■ **What is expected**
All lines in which the word "snap" occurs are to be extracted.

[Items from a data source]
____

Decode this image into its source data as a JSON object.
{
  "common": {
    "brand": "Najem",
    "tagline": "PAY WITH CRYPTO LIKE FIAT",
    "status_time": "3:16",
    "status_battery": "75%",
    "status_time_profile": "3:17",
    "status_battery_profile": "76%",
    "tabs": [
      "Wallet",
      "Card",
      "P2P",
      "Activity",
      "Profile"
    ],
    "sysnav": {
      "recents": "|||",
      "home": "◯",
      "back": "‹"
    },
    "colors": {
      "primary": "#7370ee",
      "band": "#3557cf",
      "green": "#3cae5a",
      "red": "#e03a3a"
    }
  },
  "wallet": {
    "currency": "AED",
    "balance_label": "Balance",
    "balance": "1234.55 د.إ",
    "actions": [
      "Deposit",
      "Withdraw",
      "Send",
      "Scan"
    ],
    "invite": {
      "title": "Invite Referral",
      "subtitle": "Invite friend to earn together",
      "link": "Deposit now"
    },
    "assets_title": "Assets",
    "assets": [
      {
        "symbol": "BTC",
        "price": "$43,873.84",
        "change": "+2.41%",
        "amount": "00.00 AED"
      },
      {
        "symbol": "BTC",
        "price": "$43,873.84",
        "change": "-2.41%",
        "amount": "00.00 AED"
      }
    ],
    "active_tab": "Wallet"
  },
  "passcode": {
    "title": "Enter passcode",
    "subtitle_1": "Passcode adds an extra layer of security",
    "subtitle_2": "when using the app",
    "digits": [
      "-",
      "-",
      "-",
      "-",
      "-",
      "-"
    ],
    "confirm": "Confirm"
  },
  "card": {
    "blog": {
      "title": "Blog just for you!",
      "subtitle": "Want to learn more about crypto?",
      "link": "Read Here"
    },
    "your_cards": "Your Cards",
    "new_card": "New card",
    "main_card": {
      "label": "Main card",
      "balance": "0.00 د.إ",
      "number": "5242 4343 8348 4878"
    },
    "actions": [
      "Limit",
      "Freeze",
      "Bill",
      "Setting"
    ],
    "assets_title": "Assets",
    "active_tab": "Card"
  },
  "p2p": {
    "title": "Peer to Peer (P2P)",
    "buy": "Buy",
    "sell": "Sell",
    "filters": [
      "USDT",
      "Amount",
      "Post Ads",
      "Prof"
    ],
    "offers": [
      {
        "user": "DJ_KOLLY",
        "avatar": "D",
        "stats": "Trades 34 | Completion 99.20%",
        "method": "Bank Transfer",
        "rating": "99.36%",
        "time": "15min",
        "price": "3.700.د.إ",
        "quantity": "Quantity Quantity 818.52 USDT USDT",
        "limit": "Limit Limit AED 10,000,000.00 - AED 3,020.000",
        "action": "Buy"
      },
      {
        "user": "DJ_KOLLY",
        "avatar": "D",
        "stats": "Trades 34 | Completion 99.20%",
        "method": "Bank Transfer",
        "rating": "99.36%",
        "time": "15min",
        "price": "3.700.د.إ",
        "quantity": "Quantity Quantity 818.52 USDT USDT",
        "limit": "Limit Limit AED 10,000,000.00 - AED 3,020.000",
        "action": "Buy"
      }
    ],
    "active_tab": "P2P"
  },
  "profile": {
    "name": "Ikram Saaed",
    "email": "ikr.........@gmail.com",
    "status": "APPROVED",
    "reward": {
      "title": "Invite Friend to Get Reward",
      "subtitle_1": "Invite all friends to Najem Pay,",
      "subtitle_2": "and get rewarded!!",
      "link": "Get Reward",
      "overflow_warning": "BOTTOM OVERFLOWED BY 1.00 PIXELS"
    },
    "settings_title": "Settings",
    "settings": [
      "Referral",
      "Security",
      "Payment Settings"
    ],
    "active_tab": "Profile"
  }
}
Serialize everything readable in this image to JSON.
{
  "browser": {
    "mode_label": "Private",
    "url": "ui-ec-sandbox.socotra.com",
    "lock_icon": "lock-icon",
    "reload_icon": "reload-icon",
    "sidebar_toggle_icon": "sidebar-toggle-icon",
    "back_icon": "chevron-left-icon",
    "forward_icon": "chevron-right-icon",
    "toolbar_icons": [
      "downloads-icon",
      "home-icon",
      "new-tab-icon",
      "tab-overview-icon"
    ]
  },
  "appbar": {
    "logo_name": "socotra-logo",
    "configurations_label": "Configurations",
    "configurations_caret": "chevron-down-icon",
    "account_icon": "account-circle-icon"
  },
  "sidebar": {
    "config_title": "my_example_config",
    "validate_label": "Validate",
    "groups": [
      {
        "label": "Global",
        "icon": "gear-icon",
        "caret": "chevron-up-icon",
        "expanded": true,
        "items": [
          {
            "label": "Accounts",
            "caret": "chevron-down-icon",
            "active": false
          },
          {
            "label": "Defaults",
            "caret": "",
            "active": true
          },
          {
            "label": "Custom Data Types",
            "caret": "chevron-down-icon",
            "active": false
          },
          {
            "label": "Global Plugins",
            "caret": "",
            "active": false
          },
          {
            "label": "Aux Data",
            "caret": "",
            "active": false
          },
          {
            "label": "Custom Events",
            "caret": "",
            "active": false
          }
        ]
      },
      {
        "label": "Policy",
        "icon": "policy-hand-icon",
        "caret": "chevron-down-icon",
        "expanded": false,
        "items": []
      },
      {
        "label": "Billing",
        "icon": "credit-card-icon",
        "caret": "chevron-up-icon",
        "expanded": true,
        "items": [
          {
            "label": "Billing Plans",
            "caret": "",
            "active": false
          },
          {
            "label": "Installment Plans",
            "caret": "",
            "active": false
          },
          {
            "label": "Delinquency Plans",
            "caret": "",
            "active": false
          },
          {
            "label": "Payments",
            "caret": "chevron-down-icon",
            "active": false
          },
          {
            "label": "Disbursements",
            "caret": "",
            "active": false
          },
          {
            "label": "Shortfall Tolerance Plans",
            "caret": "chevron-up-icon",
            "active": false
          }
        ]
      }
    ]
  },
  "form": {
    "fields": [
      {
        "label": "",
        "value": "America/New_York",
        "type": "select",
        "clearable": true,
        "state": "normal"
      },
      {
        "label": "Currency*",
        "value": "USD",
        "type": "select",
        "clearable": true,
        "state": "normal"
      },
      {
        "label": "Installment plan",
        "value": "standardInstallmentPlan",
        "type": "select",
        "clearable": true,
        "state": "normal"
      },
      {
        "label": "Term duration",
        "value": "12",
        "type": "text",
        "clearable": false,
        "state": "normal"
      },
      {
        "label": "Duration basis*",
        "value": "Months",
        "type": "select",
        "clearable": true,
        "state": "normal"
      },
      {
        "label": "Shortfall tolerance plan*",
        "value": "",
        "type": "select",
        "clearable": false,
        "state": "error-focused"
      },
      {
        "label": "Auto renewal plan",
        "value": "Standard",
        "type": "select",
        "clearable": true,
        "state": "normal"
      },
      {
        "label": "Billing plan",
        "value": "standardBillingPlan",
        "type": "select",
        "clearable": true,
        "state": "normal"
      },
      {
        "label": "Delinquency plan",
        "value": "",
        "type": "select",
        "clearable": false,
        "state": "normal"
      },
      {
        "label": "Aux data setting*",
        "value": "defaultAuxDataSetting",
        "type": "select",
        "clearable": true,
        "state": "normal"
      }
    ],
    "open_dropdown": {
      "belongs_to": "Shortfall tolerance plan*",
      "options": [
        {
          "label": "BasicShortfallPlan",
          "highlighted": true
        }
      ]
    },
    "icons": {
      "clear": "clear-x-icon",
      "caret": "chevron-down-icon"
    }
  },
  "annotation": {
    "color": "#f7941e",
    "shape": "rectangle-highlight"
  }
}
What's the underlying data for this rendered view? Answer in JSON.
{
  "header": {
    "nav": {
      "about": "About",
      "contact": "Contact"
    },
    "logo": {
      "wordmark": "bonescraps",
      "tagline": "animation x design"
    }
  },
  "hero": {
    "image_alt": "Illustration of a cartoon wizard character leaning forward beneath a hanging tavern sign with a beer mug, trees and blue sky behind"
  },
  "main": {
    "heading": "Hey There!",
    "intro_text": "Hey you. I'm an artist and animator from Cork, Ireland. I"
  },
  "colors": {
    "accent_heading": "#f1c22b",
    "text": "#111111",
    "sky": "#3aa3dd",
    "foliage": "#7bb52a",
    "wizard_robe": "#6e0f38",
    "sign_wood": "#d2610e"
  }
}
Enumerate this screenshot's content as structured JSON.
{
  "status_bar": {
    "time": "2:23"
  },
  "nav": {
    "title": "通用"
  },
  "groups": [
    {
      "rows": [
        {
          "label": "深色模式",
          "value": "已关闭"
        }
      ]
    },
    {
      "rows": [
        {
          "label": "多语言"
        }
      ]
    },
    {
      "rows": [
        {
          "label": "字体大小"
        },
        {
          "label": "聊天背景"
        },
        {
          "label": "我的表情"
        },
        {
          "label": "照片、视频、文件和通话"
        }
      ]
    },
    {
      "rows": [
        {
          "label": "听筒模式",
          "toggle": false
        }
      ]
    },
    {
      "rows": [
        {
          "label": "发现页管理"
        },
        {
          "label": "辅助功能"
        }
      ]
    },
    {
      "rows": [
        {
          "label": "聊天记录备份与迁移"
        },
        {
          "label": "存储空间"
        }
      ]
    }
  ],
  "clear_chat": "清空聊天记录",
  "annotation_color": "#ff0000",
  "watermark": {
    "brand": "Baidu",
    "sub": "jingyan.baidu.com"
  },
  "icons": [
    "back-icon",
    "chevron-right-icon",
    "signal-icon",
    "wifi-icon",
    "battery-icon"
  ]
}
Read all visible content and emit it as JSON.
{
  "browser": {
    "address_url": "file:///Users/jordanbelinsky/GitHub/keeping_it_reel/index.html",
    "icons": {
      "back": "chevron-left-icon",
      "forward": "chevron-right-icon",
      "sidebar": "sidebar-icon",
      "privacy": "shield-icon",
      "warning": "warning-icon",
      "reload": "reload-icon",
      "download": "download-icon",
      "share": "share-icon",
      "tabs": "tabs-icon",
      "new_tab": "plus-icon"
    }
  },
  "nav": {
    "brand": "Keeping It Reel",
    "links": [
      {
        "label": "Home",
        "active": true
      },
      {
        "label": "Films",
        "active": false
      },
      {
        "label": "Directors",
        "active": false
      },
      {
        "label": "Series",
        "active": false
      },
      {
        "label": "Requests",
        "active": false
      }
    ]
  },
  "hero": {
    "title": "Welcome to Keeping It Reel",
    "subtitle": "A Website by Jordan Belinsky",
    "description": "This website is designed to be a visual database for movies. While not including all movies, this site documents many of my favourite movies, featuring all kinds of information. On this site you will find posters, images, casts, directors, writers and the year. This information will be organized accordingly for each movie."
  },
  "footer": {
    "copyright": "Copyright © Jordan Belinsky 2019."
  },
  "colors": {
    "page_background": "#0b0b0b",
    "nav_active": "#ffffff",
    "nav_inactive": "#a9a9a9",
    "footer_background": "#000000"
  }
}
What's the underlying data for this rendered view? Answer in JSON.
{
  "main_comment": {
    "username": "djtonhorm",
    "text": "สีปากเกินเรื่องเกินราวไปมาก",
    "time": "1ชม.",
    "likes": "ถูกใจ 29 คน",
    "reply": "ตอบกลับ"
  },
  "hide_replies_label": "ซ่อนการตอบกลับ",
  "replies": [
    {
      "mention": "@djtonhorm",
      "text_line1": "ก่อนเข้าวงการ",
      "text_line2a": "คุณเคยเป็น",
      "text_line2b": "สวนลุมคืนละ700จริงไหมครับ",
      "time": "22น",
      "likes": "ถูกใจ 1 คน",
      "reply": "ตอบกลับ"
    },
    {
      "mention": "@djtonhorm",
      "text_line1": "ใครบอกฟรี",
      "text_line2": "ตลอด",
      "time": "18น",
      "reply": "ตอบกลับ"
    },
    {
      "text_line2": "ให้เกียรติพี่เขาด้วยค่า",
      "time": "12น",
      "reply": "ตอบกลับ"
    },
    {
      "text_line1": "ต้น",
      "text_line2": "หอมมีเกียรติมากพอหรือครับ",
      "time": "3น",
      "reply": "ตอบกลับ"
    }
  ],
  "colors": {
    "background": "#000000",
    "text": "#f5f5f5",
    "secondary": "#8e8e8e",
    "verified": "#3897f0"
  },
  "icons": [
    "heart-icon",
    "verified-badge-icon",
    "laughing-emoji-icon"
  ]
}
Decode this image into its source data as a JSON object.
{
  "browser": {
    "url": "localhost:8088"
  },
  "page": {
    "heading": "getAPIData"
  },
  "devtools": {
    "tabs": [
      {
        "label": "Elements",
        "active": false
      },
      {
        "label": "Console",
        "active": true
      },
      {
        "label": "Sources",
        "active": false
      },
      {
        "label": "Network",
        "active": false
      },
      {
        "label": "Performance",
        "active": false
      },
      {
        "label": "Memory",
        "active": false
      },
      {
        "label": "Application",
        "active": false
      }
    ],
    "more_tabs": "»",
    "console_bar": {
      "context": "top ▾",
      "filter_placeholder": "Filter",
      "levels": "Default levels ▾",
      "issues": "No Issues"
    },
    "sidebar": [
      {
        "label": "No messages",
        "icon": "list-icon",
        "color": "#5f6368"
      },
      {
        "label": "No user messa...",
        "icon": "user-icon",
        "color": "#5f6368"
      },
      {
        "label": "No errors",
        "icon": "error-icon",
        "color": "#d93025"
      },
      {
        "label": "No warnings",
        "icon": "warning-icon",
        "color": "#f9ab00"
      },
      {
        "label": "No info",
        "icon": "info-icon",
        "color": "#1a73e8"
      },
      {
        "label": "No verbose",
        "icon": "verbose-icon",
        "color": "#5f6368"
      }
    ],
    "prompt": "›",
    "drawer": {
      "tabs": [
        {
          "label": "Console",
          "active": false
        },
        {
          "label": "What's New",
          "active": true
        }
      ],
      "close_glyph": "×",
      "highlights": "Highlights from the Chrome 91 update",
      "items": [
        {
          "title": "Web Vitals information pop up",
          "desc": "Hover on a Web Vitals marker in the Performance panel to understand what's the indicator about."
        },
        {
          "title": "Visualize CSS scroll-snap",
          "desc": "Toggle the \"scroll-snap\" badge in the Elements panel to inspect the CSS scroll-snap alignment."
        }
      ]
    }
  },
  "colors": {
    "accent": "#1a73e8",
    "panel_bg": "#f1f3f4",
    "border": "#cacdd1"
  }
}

____

■ **Expected output**
          "title": "Visualize CSS scroll-snap",
          "desc": "Toggle the \"scroll-snap\" badge in the Elements panel to inspect the CSS scroll-snap alignment."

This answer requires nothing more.